Please report every line from the material that contains the word "Chair".

Start EXTRACTED RECORDS

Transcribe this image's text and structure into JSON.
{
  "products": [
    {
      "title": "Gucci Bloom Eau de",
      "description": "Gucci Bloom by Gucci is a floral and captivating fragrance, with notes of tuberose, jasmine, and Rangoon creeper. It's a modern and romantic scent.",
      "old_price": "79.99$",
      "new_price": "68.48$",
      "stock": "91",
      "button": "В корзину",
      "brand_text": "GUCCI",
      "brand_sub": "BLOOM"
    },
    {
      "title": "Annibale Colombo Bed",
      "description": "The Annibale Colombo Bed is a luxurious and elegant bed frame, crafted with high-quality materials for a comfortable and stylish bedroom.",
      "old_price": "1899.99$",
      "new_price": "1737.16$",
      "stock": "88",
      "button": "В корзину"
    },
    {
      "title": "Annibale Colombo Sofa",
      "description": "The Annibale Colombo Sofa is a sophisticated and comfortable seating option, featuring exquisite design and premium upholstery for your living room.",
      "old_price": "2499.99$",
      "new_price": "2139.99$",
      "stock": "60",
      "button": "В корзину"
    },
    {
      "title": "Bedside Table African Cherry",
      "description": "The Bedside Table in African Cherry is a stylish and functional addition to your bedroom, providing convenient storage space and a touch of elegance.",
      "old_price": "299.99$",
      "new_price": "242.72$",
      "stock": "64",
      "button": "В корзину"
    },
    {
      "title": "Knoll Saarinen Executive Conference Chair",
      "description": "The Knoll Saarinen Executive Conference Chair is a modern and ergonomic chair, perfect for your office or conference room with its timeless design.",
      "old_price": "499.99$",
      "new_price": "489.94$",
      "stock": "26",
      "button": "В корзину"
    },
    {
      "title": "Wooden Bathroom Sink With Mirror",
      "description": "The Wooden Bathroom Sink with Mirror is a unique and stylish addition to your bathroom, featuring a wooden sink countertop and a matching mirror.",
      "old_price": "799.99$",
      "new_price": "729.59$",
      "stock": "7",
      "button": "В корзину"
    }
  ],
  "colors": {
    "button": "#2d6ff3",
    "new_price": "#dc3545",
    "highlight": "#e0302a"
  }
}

End EXTRACTED RECORDS

■ OUTPUT OF THE TASK ■
      "title": "Knoll Saarinen Executive Conference Chair",
      "description": "The Knoll Saarinen Executive Conference Chair is a modern and ergonomic chair, perfect for your office or conference room with its timeless design.",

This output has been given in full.